YOUR GOAL
Copy the data that follows exactly. Include no pictures.

>> Begin

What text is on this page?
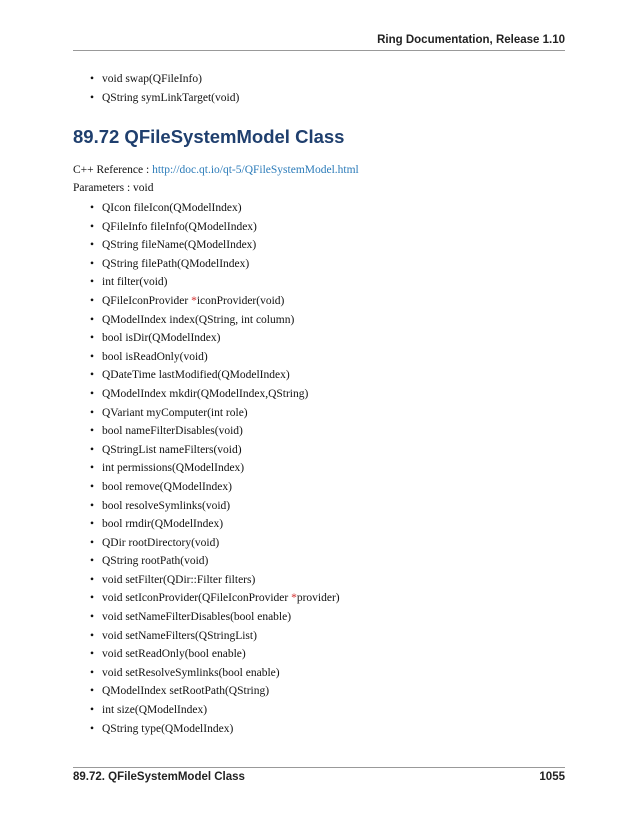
Ring Documentation, Release 1.10
• void swap(QFileInfo)
• QString symLinkTarget(void)
89.72 QFileSystemModel Class
C++ Reference : http://doc.qt.io/qt-5/QFileSystemModel.html
Parameters : void
• QIcon fileIcon(QModelIndex)
• QFileInfo fileInfo(QModelIndex)
• QString fileName(QModelIndex)
• QString filePath(QModelIndex)
• int filter(void)
• QFileIconProvider *iconProvider(void)
• QModelIndex index(QString, int column)
• bool isDir(QModelIndex)
• bool isReadOnly(void)
• QDateTime lastModified(QModelIndex)
• QModelIndex mkdir(QModelIndex,QString)
• QVariant myComputer(int role)
• bool nameFilterDisables(void)
• QStringList nameFilters(void)
• int permissions(QModelIndex)
• bool remove(QModelIndex)
• bool resolveSymlinks(void)
• bool rmdir(QModelIndex)
• QDir rootDirectory(void)
• QString rootPath(void)
• void setFilter(QDir::Filter filters)
• void setIconProvider(QFileIconProvider *provider)
• void setNameFilterDisables(bool enable)
• void setNameFilters(QStringList)
• void setReadOnly(bool enable)
• void setResolveSymlinks(bool enable)
• QModelIndex setRootPath(QString)
• int size(QModelIndex)
• QString type(QModelIndex)
89.72. QFileSystemModel Class	1055
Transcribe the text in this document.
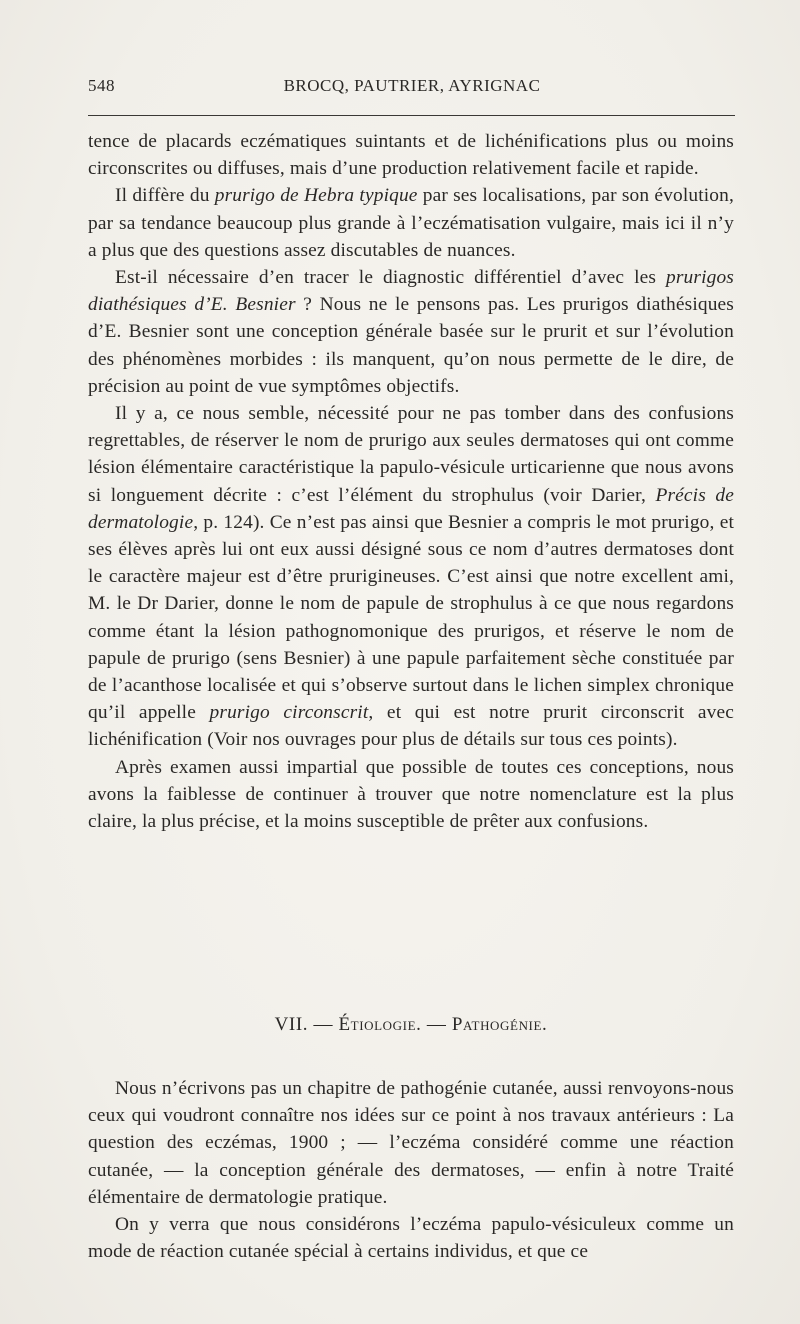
548	BROCQ, PAUTRIER, AYRIGNAC

tence de placards eczématiques suintants et de lichénifications plus ou moins circonscrites ou diffuses, mais d’une production relativement facile et rapide.

Il diffère du prurigo de Hebra typique par ses localisations, par son évolution, par sa tendance beaucoup plus grande à l’eczématisation vulgaire, mais ici il n’y a plus que des questions assez discutables de nuances.

Est-il nécessaire d’en tracer le diagnostic différentiel d’avec les prurigos diathésiques d’E. Besnier ? Nous ne le pensons pas. Les prurigos diathésiques d’E. Besnier sont une conception générale basée sur le prurit et sur l’évolution des phénomènes morbides : ils manquent, qu’on nous permette de le dire, de précision au point de vue symptômes objectifs.

Il y a, ce nous semble, nécessité pour ne pas tomber dans des confusions regrettables, de réserver le nom de prurigo aux seules dermatoses qui ont comme lésion élémentaire caractéristique la papulo-vésicule urticarienne que nous avons si longuement décrite : c’est l’élément du strophulus (voir Darier, Précis de dermatologie, p. 124). Ce n’est pas ainsi que Besnier a compris le mot prurigo, et ses élèves après lui ont eux aussi désigné sous ce nom d’autres dermatoses dont le caractère majeur est d’être prurigineuses. C’est ainsi que notre excellent ami, M. le Dr Darier, donne le nom de papule de strophulus à ce que nous regardons comme étant la lésion pathognomonique des prurigos, et réserve le nom de papule de prurigo (sens Besnier) à une papule parfaitement sèche constituée par de l’acanthose localisée et qui s’observe surtout dans le lichen simplex chronique qu’il appelle prurigo circonscrit, et qui est notre prurit circonscrit avec lichénification (Voir nos ouvrages pour plus de détails sur tous ces points).

Après examen aussi impartial que possible de toutes ces conceptions, nous avons la faiblesse de continuer à trouver que notre nomenclature est la plus claire, la plus précise, et la moins susceptible de prêter aux confusions.

VII. — Étiologie. — Pathogénie.

Nous n’écrivons pas un chapitre de pathogénie cutanée, aussi renvoyons-nous ceux qui voudront connaître nos idées sur ce point à nos travaux antérieurs : La question des eczémas, 1900 ; — l’eczéma considéré comme une réaction cutanée, — la conception générale des dermatoses, — enfin à notre Traité élémentaire de dermatologie pratique.

On y verra que nous considérons l’eczéma papulo-vésiculeux comme un mode de réaction cutanée spécial à certains individus, et que ce
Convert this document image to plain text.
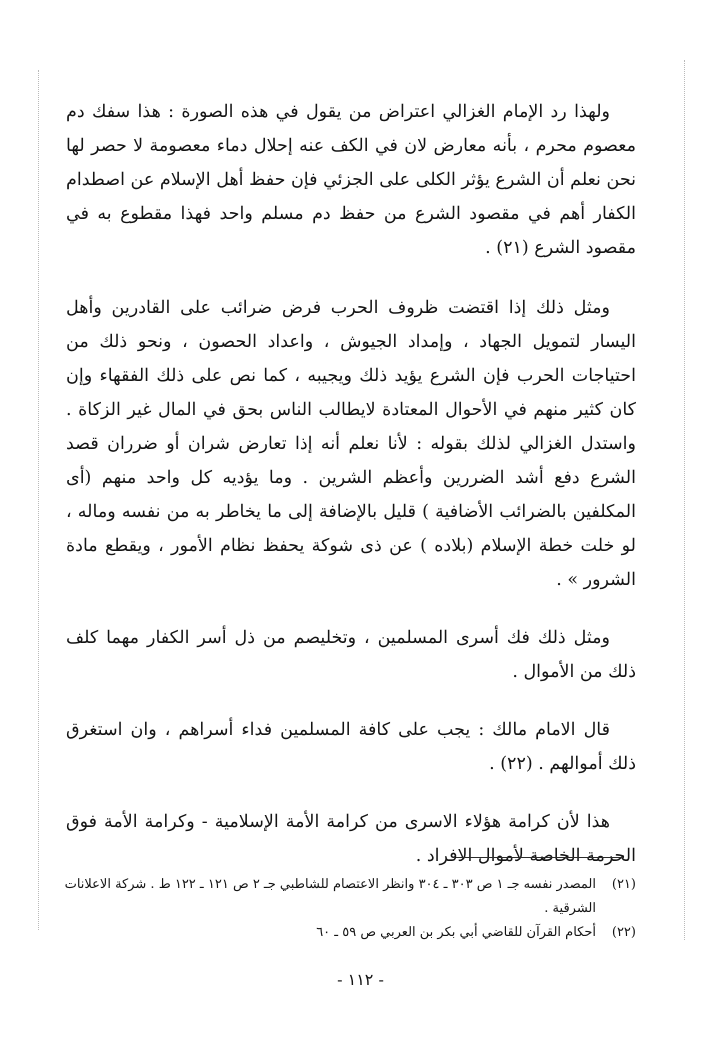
ولهذا رد الإمام الغزالي اعتراض من يقول في هذه الصورة : هذا سفك دم معصوم محرم ، بأنه معارض لان في الكف عنه إحلال دماء معصومة لا حصر لها نحن نعلم أن الشرع يؤثر الكلى على الجزئي فإن حفظ أهل الإسلام عن اصطدام الكفار أهم في مقصود الشرع من حفظ دم مسلم واحد فهذا مقطوع به في مقصود الشرع (٢١) .

ومثل ذلك إذا اقتضت ظروف الحرب فرض ضرائب على القادرين وأهل اليسار لتمويل الجهاد ، وإمداد الجيوش ، واعداد الحصون ، ونحو ذلك من احتياجات الحرب فإن الشرع يؤيد ذلك ويجيبه ، كما نص على ذلك الفقهاء وإن كان كثير منهم في الأحوال المعتادة لايطالب الناس بحق في المال غير الزكاة . واستدل الغزالي لذلك بقوله : لأنا نعلم أنه إذا تعارض شران أو ضرران قصد الشرع دفع أشد الضررين وأعظم الشرين . وما يؤديه كل واحد منهم (أى المكلفين بالضرائب الأضافية ) قليل بالإضافة إلى ما يخاطر به من نفسه وماله ، لو خلت خطة الإسلام (بلاده ) عن ذى شوكة يحفظ نظام الأمور ، ويقطع مادة الشرور » .

ومثل ذلك فك أسرى المسلمين ، وتخليصم من ذل أسر الكفار مهما كلف ذلك من الأموال .

قال الامام مالك : يجب على كافة المسلمين فداء أسراهم ، وان استغرق ذلك أموالهم . (٢٢) .

هذا لأن كرامة هؤلاء الاسرى من كرامة الأمة الإسلامية - وكرامة الأمة فوق الحرمة الخاصة لأموال الافراد .

(٢١)المصدر نفسه جـ ١ ص ٣٠٣ ـ ٣٠٤ وانظر الاعتصام للشاطبي جـ ٢ ص ١٢١ ـ ١٢٢ ط . شركة الاعلانات الشرقية .

(٢٢)أحكام القرآن للقاضي أبي بكر بن العربي ص ٥٩ ـ ٦٠

- ١١٢ -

>> End

OUTPUT
What text is on this page?
Ring Documentation, Release 1.10
• void swap(QFileInfo)
• QString symLinkTarget(void)
89.72 QFileSystemModel Class
C++ Reference : http://doc.qt.io/qt-5/QFileSystemModel.html
Parameters : void
• QIcon fileIcon(QModelIndex)
• QFileInfo fileInfo(QModelIndex)
• QString fileName(QModelIndex)
• QString filePath(QModelIndex)
• int filter(void)
• QFileIconProvider *iconProvider(void)
• QModelIndex index(QString, int column)
• bool isDir(QModelIndex)
• bool isReadOnly(void)
• QDateTime lastModified(QModelIndex)
• QModelIndex mkdir(QModelIndex,QString)
• QVariant myComputer(int role)
• bool nameFilterDisables(void)
• QStringList nameFilters(void)
• int permissions(QModelIndex)
• bool remove(QModelIndex)
• bool resolveSymlinks(void)
• bool rmdir(QModelIndex)
• QDir rootDirectory(void)
• QString rootPath(void)
• void setFilter(QDir::Filter filters)
• void setIconProvider(QFileIconProvider *provider)
• void setNameFilterDisables(bool enable)
• void setNameFilters(QStringList)
• void setReadOnly(bool enable)
• void setResolveSymlinks(bool enable)
• QModelIndex setRootPath(QString)
• int size(QModelIndex)
• QString type(QModelIndex)
89.72. QFileSystemModel Class	1055
Transcribe the text in this document.
548	BROCQ, PAUTRIER, AYRIGNAC

tence de placards eczématiques suintants et de lichénifications plus ou moins circonscrites ou diffuses, mais d’une production relativement facile et rapide.

Il diffère du prurigo de Hebra typique par ses localisations, par son évolution, par sa tendance beaucoup plus grande à l’eczématisation vulgaire, mais ici il n’y a plus que des questions assez discutables de nuances.

Est-il nécessaire d’en tracer le diagnostic différentiel d’avec les prurigos diathésiques d’E. Besnier ? Nous ne le pensons pas. Les prurigos diathésiques d’E. Besnier sont une conception générale basée sur le prurit et sur l’évolution des phénomènes morbides : ils manquent, qu’on nous permette de le dire, de précision au point de vue symptômes objectifs.

Il y a, ce nous semble, nécessité pour ne pas tomber dans des confusions regrettables, de réserver le nom de prurigo aux seules dermatoses qui ont comme lésion élémentaire caractéristique la papulo-vésicule urticarienne que nous avons si longuement décrite : c’est l’élément du strophulus (voir Darier, Précis de dermatologie, p. 124). Ce n’est pas ainsi que Besnier a compris le mot prurigo, et ses élèves après lui ont eux aussi désigné sous ce nom d’autres dermatoses dont le caractère majeur est d’être prurigineuses. C’est ainsi que notre excellent ami, M. le Dr Darier, donne le nom de papule de strophulus à ce que nous regardons comme étant la lésion pathognomonique des prurigos, et réserve le nom de papule de prurigo (sens Besnier) à une papule parfaitement sèche constituée par de l’acanthose localisée et qui s’observe surtout dans le lichen simplex chronique qu’il appelle prurigo circonscrit, et qui est notre prurit circonscrit avec lichénification (Voir nos ouvrages pour plus de détails sur tous ces points).

Après examen aussi impartial que possible de toutes ces conceptions, nous avons la faiblesse de continuer à trouver que notre nomenclature est la plus claire, la plus précise, et la moins susceptible de prêter aux confusions.

VII. — Étiologie. — Pathogénie.

Nous n’écrivons pas un chapitre de pathogénie cutanée, aussi renvoyons-nous ceux qui voudront connaître nos idées sur ce point à nos travaux antérieurs : La question des eczémas, 1900 ; — l’eczéma considéré comme une réaction cutanée, — la conception générale des dermatoses, — enfin à notre Traité élémentaire de dermatologie pratique.

On y verra que nous considérons l’eczéma papulo-vésiculeux comme un mode de réaction cutanée spécial à certains individus, et que ce
Convert this document image to plain text.
ولهذا رد الإمام الغزالي اعتراض من يقول في هذه الصورة : هذا سفك دم معصوم محرم ، بأنه معارض لان في الكف عنه إحلال دماء معصومة لا حصر لها نحن نعلم أن الشرع يؤثر الكلى على الجزئي فإن حفظ أهل الإسلام عن اصطدام الكفار أهم في مقصود الشرع من حفظ دم مسلم واحد فهذا مقطوع به في مقصود الشرع (٢١) .

ومثل ذلك إذا اقتضت ظروف الحرب فرض ضرائب على القادرين وأهل اليسار لتمويل الجهاد ، وإمداد الجيوش ، واعداد الحصون ، ونحو ذلك من احتياجات الحرب فإن الشرع يؤيد ذلك ويجيبه ، كما نص على ذلك الفقهاء وإن كان كثير منهم في الأحوال المعتادة لايطالب الناس بحق في المال غير الزكاة . واستدل الغزالي لذلك بقوله : لأنا نعلم أنه إذا تعارض شران أو ضرران قصد الشرع دفع أشد الضررين وأعظم الشرين . وما يؤديه كل واحد منهم (أى المكلفين بالضرائب الأضافية ) قليل بالإضافة إلى ما يخاطر به من نفسه وماله ، لو خلت خطة الإسلام (بلاده ) عن ذى شوكة يحفظ نظام الأمور ، ويقطع مادة الشرور » .

ومثل ذلك فك أسرى المسلمين ، وتخليصم من ذل أسر الكفار مهما كلف ذلك من الأموال .

قال الامام مالك : يجب على كافة المسلمين فداء أسراهم ، وان استغرق ذلك أموالهم . (٢٢) .

هذا لأن كرامة هؤلاء الاسرى من كرامة الأمة الإسلامية - وكرامة الأمة فوق الحرمة الخاصة لأموال الافراد .

(٢١)المصدر نفسه جـ ١ ص ٣٠٣ ـ ٣٠٤ وانظر الاعتصام للشاطبي جـ ٢ ص ١٢١ ـ ١٢٢ ط . شركة الاعلانات الشرقية .

(٢٢)أحكام القرآن للقاضي أبي بكر بن العربي ص ٥٩ ـ ٦٠

- ١١٢ -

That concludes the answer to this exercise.